Retype every line below character for character, and leave the pictures out of your answer.

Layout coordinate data

########################################

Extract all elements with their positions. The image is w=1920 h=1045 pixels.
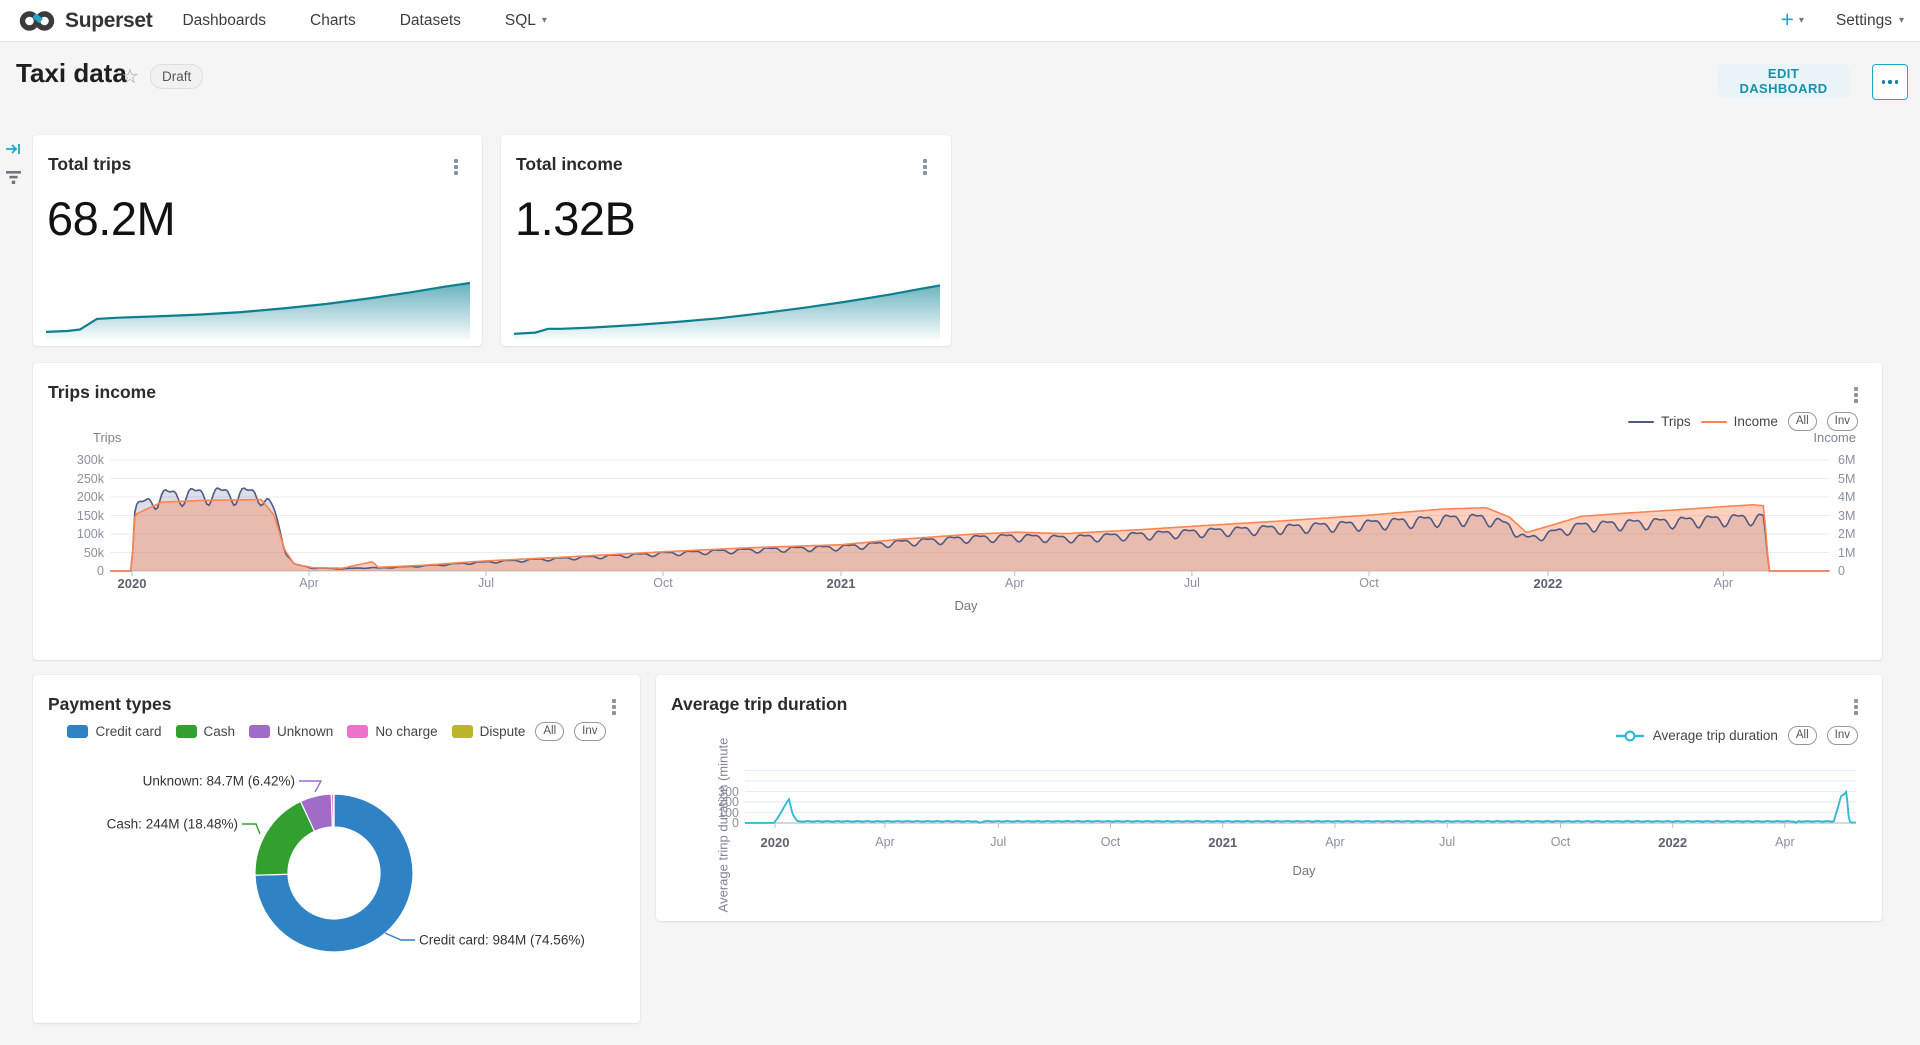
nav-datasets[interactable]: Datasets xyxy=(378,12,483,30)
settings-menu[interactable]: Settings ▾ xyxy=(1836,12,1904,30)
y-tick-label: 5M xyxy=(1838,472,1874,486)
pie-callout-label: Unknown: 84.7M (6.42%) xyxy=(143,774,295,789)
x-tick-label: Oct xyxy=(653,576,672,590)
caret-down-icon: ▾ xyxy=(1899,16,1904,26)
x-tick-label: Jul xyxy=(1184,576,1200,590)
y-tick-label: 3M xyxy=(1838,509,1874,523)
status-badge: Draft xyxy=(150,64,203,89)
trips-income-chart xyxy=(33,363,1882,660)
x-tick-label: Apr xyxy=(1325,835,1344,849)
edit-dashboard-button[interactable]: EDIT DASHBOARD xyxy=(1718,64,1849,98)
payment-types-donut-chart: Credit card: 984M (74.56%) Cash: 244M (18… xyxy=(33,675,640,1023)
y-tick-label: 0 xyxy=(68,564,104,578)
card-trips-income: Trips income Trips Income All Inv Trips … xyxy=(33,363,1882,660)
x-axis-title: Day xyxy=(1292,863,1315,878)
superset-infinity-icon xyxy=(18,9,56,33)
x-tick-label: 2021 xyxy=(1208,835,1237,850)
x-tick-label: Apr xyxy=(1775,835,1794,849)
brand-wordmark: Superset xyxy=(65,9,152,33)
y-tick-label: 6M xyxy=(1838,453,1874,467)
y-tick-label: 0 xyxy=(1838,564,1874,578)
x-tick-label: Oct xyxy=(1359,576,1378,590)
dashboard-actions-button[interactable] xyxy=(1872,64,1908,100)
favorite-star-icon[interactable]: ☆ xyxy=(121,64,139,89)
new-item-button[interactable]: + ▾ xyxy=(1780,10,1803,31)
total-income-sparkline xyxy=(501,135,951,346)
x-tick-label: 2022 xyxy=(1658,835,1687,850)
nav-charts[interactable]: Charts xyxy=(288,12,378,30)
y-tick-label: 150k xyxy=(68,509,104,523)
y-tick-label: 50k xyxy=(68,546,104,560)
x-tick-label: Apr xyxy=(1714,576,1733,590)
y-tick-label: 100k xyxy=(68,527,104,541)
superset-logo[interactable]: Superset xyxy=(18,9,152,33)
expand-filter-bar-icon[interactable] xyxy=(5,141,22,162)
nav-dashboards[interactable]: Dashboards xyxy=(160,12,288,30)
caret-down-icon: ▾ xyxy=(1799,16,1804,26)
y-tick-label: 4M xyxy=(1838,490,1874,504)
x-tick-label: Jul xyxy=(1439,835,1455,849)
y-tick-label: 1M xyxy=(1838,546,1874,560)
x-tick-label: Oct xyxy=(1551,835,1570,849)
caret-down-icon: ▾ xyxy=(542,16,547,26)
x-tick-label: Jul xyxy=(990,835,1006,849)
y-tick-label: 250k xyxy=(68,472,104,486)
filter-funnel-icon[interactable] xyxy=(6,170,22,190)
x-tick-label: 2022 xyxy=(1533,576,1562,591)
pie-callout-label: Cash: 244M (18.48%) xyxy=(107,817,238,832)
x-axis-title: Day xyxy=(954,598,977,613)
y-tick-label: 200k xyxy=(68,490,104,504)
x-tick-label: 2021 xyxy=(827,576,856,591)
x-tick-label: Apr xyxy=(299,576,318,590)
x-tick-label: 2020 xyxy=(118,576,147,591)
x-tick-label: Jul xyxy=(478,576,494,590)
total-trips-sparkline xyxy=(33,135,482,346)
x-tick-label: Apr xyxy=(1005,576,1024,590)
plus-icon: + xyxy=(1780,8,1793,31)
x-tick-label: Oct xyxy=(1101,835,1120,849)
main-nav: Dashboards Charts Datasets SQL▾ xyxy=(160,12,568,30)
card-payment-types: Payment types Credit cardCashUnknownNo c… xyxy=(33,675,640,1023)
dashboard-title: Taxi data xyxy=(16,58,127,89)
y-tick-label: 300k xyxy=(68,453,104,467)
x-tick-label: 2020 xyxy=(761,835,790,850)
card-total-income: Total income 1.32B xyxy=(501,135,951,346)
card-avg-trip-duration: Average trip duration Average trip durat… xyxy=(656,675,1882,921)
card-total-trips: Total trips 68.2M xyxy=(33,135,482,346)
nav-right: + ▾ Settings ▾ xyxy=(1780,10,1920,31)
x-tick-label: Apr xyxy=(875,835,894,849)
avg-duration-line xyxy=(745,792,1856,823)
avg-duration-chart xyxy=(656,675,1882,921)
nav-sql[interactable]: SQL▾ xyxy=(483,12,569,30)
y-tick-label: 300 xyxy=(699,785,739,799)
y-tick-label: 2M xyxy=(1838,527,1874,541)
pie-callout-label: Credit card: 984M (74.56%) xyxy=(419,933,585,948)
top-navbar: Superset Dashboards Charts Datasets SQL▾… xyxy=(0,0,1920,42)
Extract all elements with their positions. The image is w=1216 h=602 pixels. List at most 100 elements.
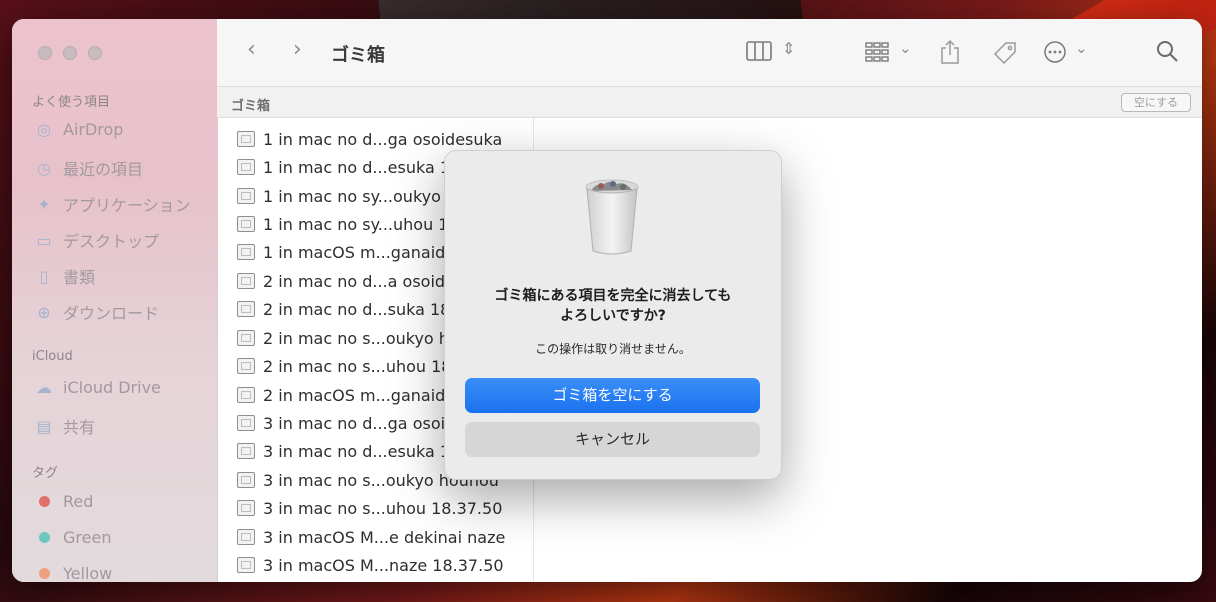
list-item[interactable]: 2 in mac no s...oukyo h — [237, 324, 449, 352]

########################################

| Exercise output |
Extract all elements with their positions. The image is w=1920 h=1045 pixels.
nav-datasets[interactable]: Datasets xyxy=(378,12,483,30)
settings-menu[interactable]: Settings ▾ xyxy=(1836,12,1904,30)
y-tick-label: 5M xyxy=(1838,472,1874,486)
pie-callout-label: Unknown: 84.7M (6.42%) xyxy=(143,774,295,789)
x-tick-label: Oct xyxy=(653,576,672,590)
caret-down-icon: ▾ xyxy=(1899,16,1904,26)
x-tick-label: Jul xyxy=(1184,576,1200,590)
y-tick-label: 3M xyxy=(1838,509,1874,523)
status-badge: Draft xyxy=(150,64,203,89)
trips-income-chart xyxy=(33,363,1882,660)
x-tick-label: Apr xyxy=(1325,835,1344,849)
edit-dashboard-button[interactable]: EDIT DASHBOARD xyxy=(1718,64,1849,98)
payment-types-donut-chart: Credit card: 984M (74.56%) Cash: 244M (18… xyxy=(33,675,640,1023)
y-tick-label: 0 xyxy=(68,564,104,578)
card-trips-income: Trips income Trips Income All Inv Trips … xyxy=(33,363,1882,660)
x-axis-title: Day xyxy=(1292,863,1315,878)
superset-infinity-icon xyxy=(18,9,56,33)
x-tick-label: 2021 xyxy=(1208,835,1237,850)
x-tick-label: Apr xyxy=(1775,835,1794,849)
brand-wordmark: Superset xyxy=(65,9,152,33)
y-tick-label: 6M xyxy=(1838,453,1874,467)
y-tick-label: 0 xyxy=(1838,564,1874,578)
x-tick-label: Oct xyxy=(1359,576,1378,590)
dashboard-actions-button[interactable] xyxy=(1872,64,1908,100)
favorite-star-icon[interactable]: ☆ xyxy=(121,64,139,89)
new-item-button[interactable]: + ▾ xyxy=(1780,10,1803,31)
total-income-sparkline xyxy=(501,135,951,346)
x-tick-label: 2022 xyxy=(1658,835,1687,850)
nav-charts[interactable]: Charts xyxy=(288,12,378,30)
y-tick-label: 150k xyxy=(68,509,104,523)
y-tick-label: 50k xyxy=(68,546,104,560)
x-tick-label: Apr xyxy=(1714,576,1733,590)
y-tick-label: 100k xyxy=(68,527,104,541)
superset-logo[interactable]: Superset xyxy=(18,9,152,33)
expand-filter-bar-icon[interactable] xyxy=(5,141,22,162)
nav-dashboards[interactable]: Dashboards xyxy=(160,12,288,30)
caret-down-icon: ▾ xyxy=(1799,16,1804,26)
y-tick-label: 4M xyxy=(1838,490,1874,504)
x-tick-label: Jul xyxy=(1439,835,1455,849)
y-tick-label: 1M xyxy=(1838,546,1874,560)
x-tick-label: Oct xyxy=(1551,835,1570,849)
caret-down-icon: ▾ xyxy=(542,16,547,26)
x-tick-label: Jul xyxy=(990,835,1006,849)
y-tick-label: 250k xyxy=(68,472,104,486)
filter-funnel-icon[interactable] xyxy=(6,170,22,190)
x-tick-label: 2022 xyxy=(1533,576,1562,591)
pie-callout-label: Cash: 244M (18.48%) xyxy=(107,817,238,832)
x-axis-title: Day xyxy=(954,598,977,613)
y-tick-label: 200k xyxy=(68,490,104,504)
x-tick-label: 2021 xyxy=(827,576,856,591)
x-tick-label: Apr xyxy=(299,576,318,590)
x-tick-label: 2020 xyxy=(118,576,147,591)
x-tick-label: Jul xyxy=(478,576,494,590)
total-trips-sparkline xyxy=(33,135,482,346)
x-tick-label: Apr xyxy=(1005,576,1024,590)
plus-icon: + xyxy=(1780,8,1793,31)
x-tick-label: Oct xyxy=(1101,835,1120,849)
main-nav: Dashboards Charts Datasets SQL▾ xyxy=(160,12,568,30)
card-payment-types: Payment types Credit cardCashUnknownNo c… xyxy=(33,675,640,1023)
dashboard-title: Taxi data xyxy=(16,58,127,89)
y-tick-label: 300k xyxy=(68,453,104,467)
x-tick-label: 2020 xyxy=(761,835,790,850)
card-total-income: Total income 1.32B xyxy=(501,135,951,346)
card-avg-trip-duration: Average trip duration Average trip durat… xyxy=(656,675,1882,921)
card-total-trips: Total trips 68.2M xyxy=(33,135,482,346)
nav-right: + ▾ Settings ▾ xyxy=(1780,10,1920,31)
x-tick-label: Apr xyxy=(875,835,894,849)
avg-duration-line xyxy=(745,792,1856,823)
avg-duration-chart xyxy=(656,675,1882,921)
nav-sql[interactable]: SQL▾ xyxy=(483,12,569,30)
y-tick-label: 300 xyxy=(699,785,739,799)
y-tick-label: 2M xyxy=(1838,527,1874,541)
pie-callout-label: Credit card: 984M (74.56%) xyxy=(419,933,585,948)
top-navbar: Superset Dashboards Charts Datasets SQL▾… xyxy=(0,0,1920,42)
Extract all elements with their positions. The image is w=1216 h=602 pixels. List at most 100 elements.
list-item[interactable]: 2 in mac no s...oukyo h — [237, 324, 449, 352]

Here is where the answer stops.